▸ Entries:
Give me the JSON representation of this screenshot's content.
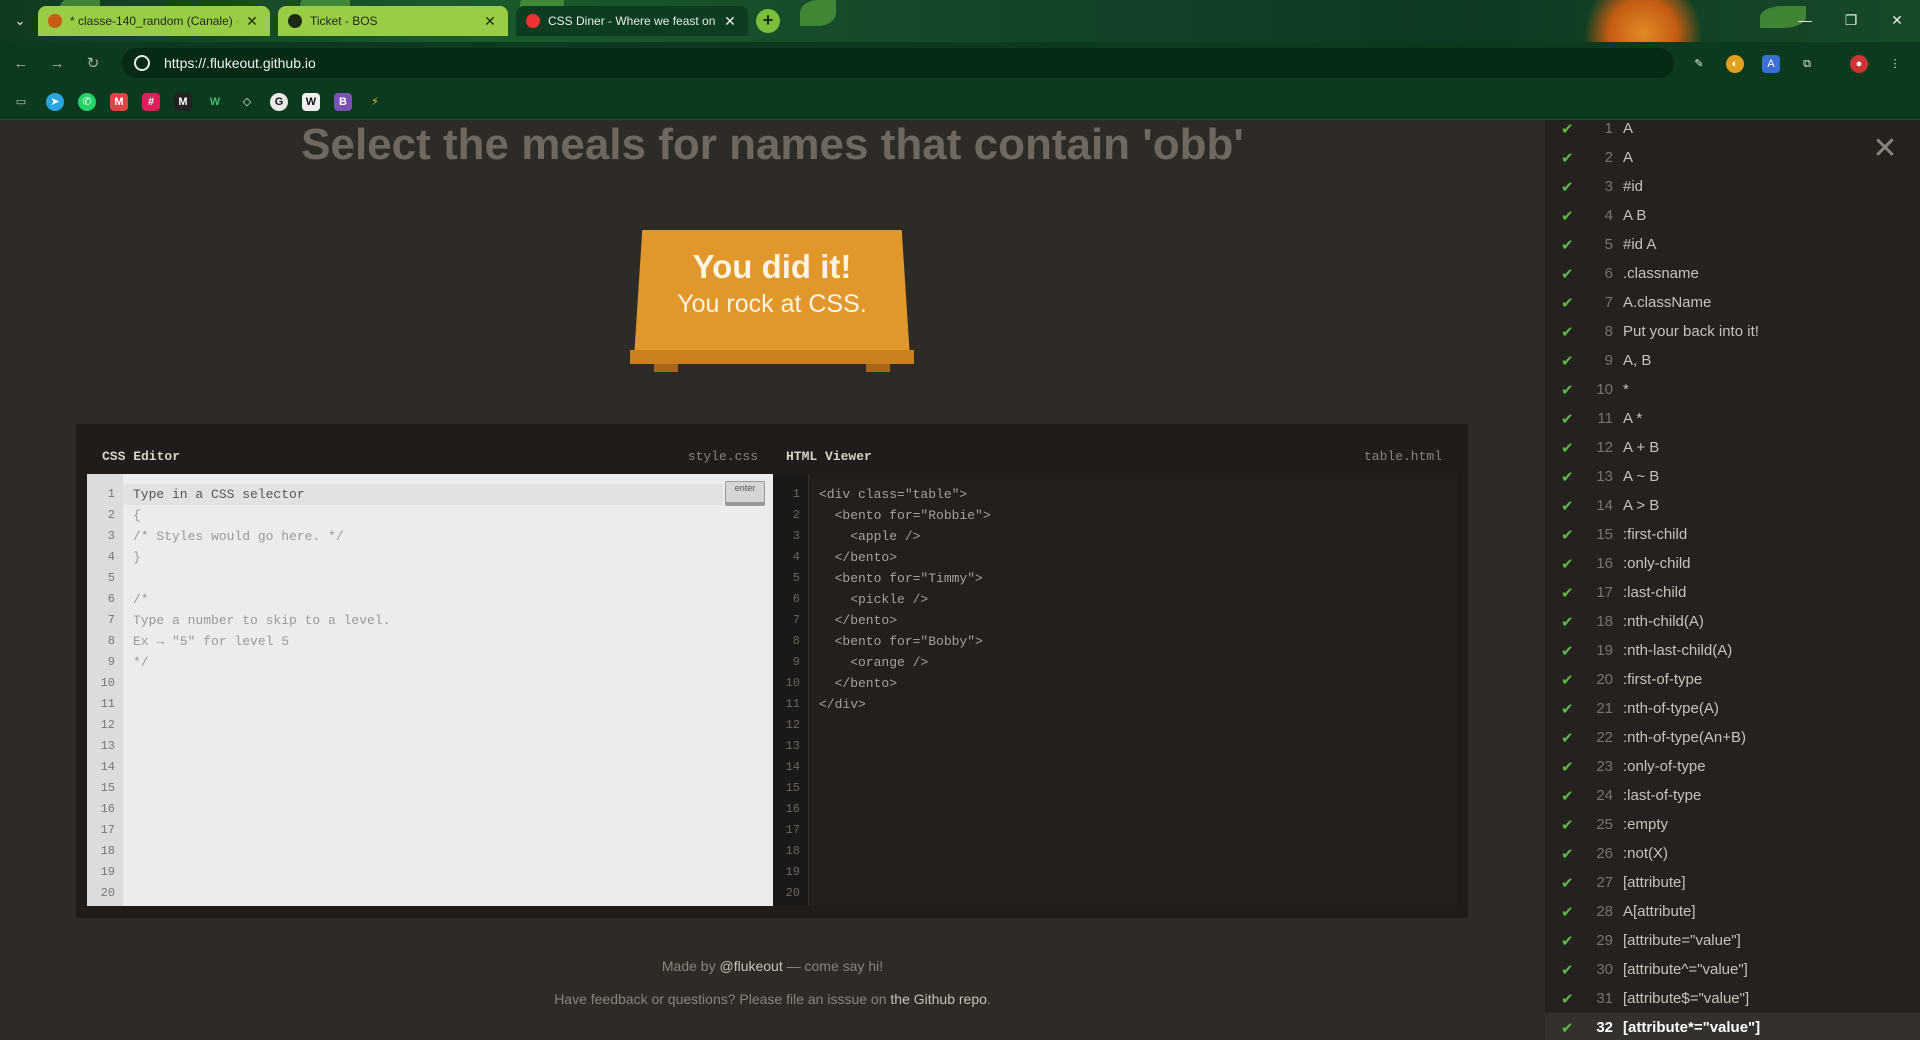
{
  "browser": {
    "tabs": [
      {
        "title": "* classe-140_random (Canale) ·",
        "active": false
      },
      {
        "title": "Ticket - BOS",
        "active": false
      },
      {
        "title": "CSS Diner - Where we feast on",
        "active": true
      }
    ],
    "url": "https://.flukeout.github.io",
    "icons": {
      "tab_menu": "chevron-down-icon",
      "back": "back-arrow-icon",
      "forward": "forward-arrow-icon",
      "reload": "reload-icon",
      "new_tab": "plus-icon"
    },
    "bookmark_icons": [
      "folder-icon",
      "telegram-icon",
      "whatsapp-icon",
      "gmail-icon",
      "slack-icon",
      "m-icon",
      "w-icon",
      "diamond-icon",
      "github-icon",
      "w-square-icon",
      "bootstrap-icon",
      "bolt-icon"
    ]
  },
  "game": {
    "order": "Select the meals for names that contain 'obb'",
    "win_line1": "You did it!",
    "win_line2": "You rock at CSS.",
    "css_editor": {
      "title": "CSS Editor",
      "file": "style.css",
      "placeholder": "Type in a CSS selector",
      "enter_label": "enter",
      "lines": [
        "",
        "{",
        "/* Styles would go here. */",
        "}",
        "",
        "/*",
        "Type a number to skip to a level.",
        "Ex → \"5\" for level 5",
        "*/",
        "",
        "",
        "",
        "",
        "",
        "",
        "",
        "",
        "",
        "",
        ""
      ]
    },
    "html_viewer": {
      "title": "HTML Viewer",
      "file": "table.html",
      "lines": [
        "<div class=\"table\">",
        "  <bento for=\"Robbie\">",
        "    <apple />",
        "  </bento>",
        "  <bento for=\"Timmy\">",
        "    <pickle />",
        "  </bento>",
        "  <bento for=\"Bobby\">",
        "    <orange />",
        "  </bento>",
        "</div>",
        "",
        "",
        "",
        "",
        "",
        "",
        "",
        "",
        ""
      ]
    },
    "footer": {
      "made_by_prefix": "Made by ",
      "made_by_link": "@flukeout",
      "made_by_suffix": " — come say hi!",
      "feedback_prefix": "Have feedback or questions? Please file an isssue on ",
      "feedback_link": "the Github repo",
      "feedback_suffix": "."
    }
  },
  "levels": [
    {
      "num": "1",
      "selector": "A"
    },
    {
      "num": "2",
      "selector": "A"
    },
    {
      "num": "3",
      "selector": "#id"
    },
    {
      "num": "4",
      "selector": "A  B"
    },
    {
      "num": "5",
      "selector": "#id  A"
    },
    {
      "num": "6",
      "selector": ".classname"
    },
    {
      "num": "7",
      "selector": "A.className"
    },
    {
      "num": "8",
      "selector": "Put your back into it!"
    },
    {
      "num": "9",
      "selector": "A, B"
    },
    {
      "num": "10",
      "selector": "*"
    },
    {
      "num": "11",
      "selector": "A  *"
    },
    {
      "num": "12",
      "selector": "A + B"
    },
    {
      "num": "13",
      "selector": "A ~ B"
    },
    {
      "num": "14",
      "selector": "A > B"
    },
    {
      "num": "15",
      "selector": ":first-child"
    },
    {
      "num": "16",
      "selector": ":only-child"
    },
    {
      "num": "17",
      "selector": ":last-child"
    },
    {
      "num": "18",
      "selector": ":nth-child(A)"
    },
    {
      "num": "19",
      "selector": ":nth-last-child(A)"
    },
    {
      "num": "20",
      "selector": ":first-of-type"
    },
    {
      "num": "21",
      "selector": ":nth-of-type(A)"
    },
    {
      "num": "22",
      "selector": ":nth-of-type(An+B)"
    },
    {
      "num": "23",
      "selector": ":only-of-type"
    },
    {
      "num": "24",
      "selector": ":last-of-type"
    },
    {
      "num": "25",
      "selector": ":empty"
    },
    {
      "num": "26",
      "selector": ":not(X)"
    },
    {
      "num": "27",
      "selector": "[attribute]"
    },
    {
      "num": "28",
      "selector": "A[attribute]"
    },
    {
      "num": "29",
      "selector": "[attribute=\"value\"]"
    },
    {
      "num": "30",
      "selector": "[attribute^=\"value\"]"
    },
    {
      "num": "31",
      "selector": "[attribute$=\"value\"]"
    },
    {
      "num": "32",
      "selector": "[attribute*=\"value\"]",
      "current": true
    }
  ],
  "colors": {
    "accent": "#e0972b",
    "check": "#5bb94a",
    "page_bg": "#2e2a26",
    "browser_bg": "#0b3a1f"
  }
}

▸ Problem details: Pick out the lines containing the string "file".

▸ Task result:
      "file": "style.css",
      "file": "table.html",
      "feedback_prefix": "Have feedback or questions? Please file an isssue on ",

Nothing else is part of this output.